- _JOB_: Search the material for the string "Field", then return every line where it is found.

- _Stored records_:
=-=-=-=-=
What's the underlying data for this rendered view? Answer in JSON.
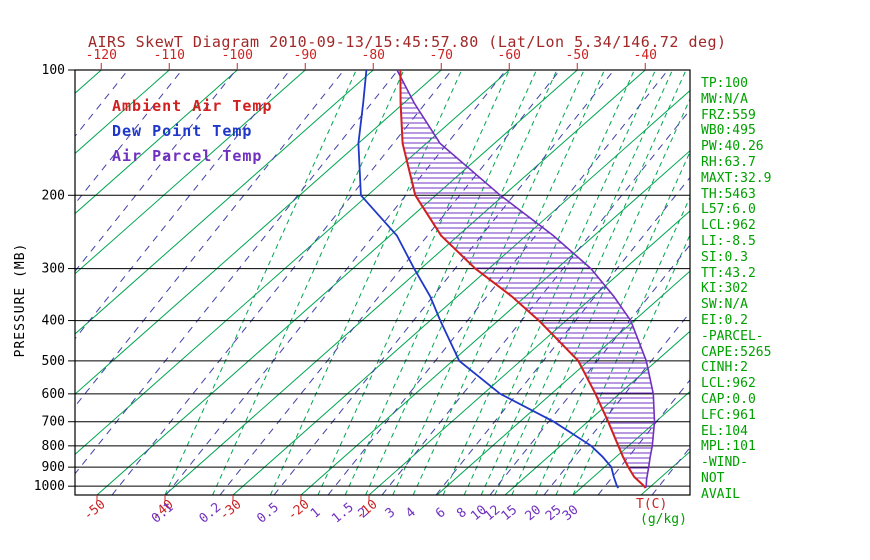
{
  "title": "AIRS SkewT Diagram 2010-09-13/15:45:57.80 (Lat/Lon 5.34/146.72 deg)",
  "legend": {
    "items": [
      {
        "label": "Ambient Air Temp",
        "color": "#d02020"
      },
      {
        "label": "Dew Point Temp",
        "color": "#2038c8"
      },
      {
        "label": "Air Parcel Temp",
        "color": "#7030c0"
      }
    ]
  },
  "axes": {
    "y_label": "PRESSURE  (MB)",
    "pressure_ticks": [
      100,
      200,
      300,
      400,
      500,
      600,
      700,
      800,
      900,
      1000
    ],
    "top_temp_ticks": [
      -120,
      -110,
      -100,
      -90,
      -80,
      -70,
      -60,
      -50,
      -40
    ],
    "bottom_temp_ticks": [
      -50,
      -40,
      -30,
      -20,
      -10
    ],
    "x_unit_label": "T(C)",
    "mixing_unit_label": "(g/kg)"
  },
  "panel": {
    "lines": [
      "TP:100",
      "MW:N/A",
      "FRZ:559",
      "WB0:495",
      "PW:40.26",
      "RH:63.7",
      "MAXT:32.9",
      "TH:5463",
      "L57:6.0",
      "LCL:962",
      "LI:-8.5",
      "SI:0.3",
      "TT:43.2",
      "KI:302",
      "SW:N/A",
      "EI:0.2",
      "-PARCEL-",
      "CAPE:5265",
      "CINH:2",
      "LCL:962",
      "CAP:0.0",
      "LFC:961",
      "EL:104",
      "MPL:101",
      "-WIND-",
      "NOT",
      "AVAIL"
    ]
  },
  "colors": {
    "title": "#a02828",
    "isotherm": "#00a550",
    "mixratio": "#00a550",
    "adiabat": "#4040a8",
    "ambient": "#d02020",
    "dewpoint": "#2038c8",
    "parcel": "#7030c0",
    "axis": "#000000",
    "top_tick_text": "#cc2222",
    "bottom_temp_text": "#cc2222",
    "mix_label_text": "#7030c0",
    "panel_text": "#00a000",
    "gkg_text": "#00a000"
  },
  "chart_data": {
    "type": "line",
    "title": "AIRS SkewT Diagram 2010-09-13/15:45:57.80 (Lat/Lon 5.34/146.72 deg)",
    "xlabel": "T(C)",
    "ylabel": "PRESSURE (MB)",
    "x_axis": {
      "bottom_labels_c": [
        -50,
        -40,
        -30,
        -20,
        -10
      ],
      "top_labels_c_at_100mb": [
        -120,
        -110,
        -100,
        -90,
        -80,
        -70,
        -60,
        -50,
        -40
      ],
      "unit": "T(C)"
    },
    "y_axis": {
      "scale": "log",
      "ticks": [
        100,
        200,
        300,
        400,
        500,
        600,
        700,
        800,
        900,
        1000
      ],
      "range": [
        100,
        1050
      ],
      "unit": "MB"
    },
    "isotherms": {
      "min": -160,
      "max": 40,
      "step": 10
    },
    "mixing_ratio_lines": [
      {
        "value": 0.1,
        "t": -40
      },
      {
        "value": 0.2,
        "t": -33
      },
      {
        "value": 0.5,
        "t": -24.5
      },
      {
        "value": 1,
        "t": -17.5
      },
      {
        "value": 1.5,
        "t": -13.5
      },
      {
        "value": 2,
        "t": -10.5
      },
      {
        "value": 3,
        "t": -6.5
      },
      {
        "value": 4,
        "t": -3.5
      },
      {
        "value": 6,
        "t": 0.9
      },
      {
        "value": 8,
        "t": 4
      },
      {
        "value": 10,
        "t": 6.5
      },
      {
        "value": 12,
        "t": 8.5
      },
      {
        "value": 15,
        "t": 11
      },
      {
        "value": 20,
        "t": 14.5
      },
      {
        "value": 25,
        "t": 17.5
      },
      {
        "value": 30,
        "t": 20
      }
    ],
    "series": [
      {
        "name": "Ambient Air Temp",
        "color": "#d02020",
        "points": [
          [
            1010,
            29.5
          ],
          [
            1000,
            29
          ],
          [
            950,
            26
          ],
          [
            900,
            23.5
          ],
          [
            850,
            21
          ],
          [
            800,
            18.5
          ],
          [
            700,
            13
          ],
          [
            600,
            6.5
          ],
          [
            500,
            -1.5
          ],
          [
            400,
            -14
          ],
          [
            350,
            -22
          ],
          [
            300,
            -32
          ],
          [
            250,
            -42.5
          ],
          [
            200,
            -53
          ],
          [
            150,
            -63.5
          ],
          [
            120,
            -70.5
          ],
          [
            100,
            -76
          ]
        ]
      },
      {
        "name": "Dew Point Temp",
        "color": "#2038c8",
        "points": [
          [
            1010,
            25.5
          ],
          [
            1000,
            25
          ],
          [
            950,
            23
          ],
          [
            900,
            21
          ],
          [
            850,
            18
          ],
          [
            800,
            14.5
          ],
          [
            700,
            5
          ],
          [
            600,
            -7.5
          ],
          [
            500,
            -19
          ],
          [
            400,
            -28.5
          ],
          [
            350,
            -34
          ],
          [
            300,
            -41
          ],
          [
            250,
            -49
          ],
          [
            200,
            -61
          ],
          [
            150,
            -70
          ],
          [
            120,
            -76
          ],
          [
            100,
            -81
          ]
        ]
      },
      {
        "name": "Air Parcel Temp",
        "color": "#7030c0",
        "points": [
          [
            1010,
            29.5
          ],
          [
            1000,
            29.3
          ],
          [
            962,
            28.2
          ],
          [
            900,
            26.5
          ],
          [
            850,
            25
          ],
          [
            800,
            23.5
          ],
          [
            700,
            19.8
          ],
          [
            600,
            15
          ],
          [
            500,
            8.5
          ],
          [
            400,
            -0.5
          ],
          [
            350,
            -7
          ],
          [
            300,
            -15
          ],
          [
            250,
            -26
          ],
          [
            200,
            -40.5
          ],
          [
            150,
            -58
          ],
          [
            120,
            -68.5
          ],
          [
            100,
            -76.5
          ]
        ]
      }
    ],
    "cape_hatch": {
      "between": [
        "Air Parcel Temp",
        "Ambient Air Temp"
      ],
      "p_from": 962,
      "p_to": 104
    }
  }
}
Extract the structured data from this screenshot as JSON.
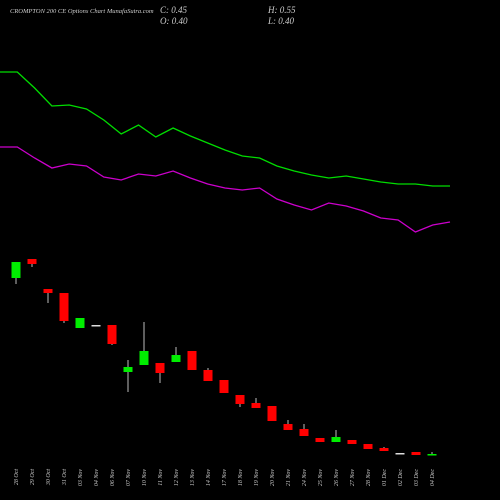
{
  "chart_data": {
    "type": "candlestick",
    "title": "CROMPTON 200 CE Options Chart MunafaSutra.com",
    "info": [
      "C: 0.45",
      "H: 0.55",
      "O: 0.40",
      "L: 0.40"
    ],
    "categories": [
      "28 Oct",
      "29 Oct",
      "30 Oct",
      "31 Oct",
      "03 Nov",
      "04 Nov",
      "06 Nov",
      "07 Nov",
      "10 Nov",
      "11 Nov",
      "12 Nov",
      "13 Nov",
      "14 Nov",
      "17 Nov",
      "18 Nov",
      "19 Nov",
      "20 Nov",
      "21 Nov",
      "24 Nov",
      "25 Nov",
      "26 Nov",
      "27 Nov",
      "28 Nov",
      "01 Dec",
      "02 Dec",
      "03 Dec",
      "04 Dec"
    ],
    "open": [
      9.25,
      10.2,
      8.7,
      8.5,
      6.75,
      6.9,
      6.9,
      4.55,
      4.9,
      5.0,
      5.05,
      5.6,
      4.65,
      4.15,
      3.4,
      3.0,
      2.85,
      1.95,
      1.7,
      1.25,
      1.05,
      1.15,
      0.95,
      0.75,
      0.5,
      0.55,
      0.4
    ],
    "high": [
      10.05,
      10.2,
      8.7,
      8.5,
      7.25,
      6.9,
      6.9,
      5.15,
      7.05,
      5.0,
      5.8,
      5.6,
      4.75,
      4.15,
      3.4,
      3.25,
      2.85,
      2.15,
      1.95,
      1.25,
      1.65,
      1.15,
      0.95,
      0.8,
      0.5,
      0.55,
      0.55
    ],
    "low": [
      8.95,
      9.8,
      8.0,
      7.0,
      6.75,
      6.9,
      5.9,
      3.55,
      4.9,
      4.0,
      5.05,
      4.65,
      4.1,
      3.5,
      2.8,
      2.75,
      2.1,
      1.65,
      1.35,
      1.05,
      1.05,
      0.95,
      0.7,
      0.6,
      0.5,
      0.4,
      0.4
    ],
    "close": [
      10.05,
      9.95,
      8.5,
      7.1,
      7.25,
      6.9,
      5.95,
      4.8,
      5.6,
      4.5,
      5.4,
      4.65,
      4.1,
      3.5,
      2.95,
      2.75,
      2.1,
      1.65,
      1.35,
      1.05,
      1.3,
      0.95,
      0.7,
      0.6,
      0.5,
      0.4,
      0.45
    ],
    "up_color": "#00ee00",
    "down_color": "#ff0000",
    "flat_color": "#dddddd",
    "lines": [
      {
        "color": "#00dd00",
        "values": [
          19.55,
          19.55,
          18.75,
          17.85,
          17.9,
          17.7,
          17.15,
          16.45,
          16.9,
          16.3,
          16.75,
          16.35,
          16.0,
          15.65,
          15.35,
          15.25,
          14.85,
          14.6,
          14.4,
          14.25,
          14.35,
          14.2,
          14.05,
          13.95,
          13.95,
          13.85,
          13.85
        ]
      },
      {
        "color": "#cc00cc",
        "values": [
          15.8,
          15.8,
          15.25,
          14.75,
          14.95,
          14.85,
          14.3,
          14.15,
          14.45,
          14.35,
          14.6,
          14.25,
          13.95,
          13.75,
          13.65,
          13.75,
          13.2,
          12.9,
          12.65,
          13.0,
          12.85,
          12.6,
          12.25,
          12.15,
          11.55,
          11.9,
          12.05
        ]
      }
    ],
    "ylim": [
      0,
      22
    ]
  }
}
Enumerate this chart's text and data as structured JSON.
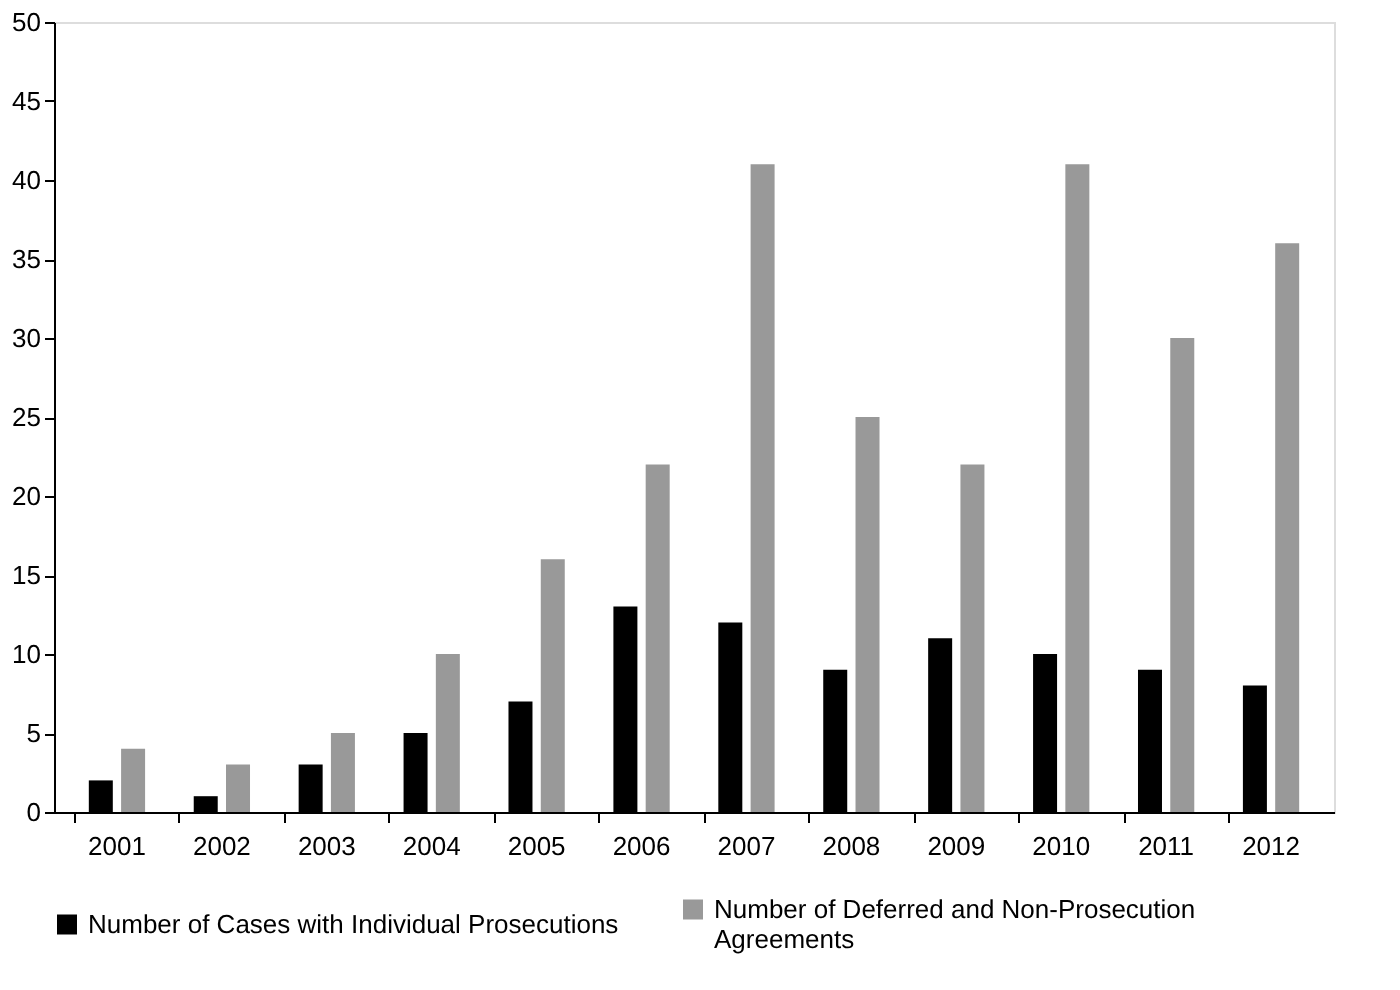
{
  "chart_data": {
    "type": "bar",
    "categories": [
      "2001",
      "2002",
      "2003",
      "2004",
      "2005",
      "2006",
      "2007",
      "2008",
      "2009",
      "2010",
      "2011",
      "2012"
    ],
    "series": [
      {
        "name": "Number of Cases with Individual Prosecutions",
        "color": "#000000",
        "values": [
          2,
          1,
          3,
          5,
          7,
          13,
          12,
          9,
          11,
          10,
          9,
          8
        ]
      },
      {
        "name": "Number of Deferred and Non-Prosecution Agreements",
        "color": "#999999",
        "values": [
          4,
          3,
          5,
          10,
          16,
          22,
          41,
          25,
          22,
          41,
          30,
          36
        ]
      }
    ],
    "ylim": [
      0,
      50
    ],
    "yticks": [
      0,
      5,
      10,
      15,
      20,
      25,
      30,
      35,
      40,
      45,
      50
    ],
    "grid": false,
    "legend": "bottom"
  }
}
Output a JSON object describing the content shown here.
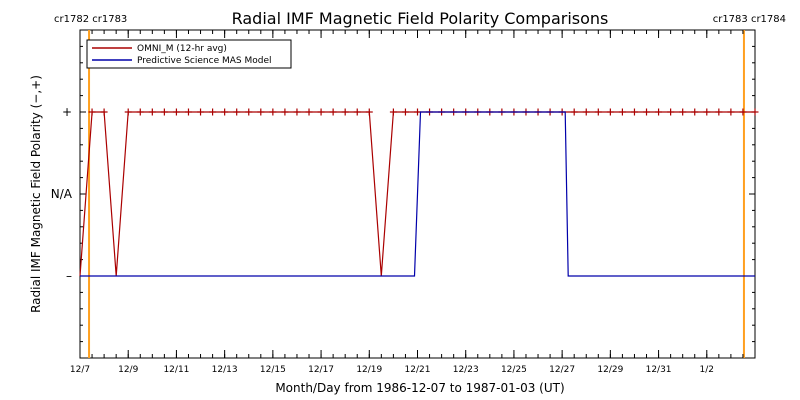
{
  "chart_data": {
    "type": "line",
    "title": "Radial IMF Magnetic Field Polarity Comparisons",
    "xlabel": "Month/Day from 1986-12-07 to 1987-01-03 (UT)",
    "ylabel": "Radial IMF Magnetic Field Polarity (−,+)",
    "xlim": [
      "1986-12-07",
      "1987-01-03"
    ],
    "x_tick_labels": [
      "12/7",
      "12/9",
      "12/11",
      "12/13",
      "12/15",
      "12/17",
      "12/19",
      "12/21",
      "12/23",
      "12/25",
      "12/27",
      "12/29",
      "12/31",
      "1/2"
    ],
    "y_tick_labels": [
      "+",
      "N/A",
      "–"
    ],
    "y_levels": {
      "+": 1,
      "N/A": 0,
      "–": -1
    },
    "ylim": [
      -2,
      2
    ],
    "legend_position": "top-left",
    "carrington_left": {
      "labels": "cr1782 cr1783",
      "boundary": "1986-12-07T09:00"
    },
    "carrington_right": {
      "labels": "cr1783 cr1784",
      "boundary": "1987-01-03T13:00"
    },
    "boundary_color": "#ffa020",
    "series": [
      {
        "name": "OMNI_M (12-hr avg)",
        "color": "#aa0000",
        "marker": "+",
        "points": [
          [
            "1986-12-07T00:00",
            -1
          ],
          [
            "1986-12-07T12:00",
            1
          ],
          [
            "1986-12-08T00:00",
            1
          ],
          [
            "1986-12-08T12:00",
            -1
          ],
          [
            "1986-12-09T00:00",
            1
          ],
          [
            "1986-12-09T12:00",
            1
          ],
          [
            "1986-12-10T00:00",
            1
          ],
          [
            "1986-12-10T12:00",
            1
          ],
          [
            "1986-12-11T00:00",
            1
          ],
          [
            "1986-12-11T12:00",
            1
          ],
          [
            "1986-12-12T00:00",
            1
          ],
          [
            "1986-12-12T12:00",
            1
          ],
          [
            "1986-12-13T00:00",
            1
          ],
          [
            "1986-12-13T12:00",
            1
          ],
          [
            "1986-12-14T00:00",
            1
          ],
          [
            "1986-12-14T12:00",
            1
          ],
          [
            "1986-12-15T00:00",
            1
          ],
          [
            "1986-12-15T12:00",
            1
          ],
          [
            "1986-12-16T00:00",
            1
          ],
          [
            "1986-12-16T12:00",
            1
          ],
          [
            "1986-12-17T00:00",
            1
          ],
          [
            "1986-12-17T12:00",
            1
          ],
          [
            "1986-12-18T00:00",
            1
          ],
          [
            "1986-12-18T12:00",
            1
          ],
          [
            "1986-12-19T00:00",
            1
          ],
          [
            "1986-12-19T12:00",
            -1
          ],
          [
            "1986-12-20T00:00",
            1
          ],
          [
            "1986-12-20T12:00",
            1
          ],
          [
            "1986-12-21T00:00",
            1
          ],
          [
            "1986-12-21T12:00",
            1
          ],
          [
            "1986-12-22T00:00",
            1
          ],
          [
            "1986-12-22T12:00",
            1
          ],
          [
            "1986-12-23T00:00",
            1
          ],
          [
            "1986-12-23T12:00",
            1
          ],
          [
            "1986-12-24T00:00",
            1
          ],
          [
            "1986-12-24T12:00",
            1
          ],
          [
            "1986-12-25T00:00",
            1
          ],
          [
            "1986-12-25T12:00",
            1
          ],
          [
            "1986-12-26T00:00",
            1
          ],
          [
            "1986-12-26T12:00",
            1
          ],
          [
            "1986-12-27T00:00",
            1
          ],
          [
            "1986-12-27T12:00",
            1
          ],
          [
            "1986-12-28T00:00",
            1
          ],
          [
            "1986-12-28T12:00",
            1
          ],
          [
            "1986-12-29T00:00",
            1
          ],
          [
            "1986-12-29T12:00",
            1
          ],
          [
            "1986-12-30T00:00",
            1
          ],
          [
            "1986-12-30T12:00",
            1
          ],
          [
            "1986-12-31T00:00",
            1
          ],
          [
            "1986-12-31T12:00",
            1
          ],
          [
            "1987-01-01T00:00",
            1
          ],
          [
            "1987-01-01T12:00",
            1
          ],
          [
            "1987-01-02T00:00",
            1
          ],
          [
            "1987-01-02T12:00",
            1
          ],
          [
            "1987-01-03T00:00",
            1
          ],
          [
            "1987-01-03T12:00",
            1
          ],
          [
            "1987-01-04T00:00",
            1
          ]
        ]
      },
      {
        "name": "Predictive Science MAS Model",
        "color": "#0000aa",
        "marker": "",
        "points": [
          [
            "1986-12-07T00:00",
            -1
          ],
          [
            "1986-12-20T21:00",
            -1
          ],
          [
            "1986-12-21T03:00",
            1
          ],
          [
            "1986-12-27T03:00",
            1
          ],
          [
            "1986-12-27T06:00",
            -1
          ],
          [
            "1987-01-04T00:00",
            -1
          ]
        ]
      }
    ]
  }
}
=-=-=-=-=
- _FULL RESPONSE_:
    "title": "Radial IMF Magnetic Field Polarity Comparisons",
    "ylabel": "Radial IMF Magnetic Field Polarity (−,+)",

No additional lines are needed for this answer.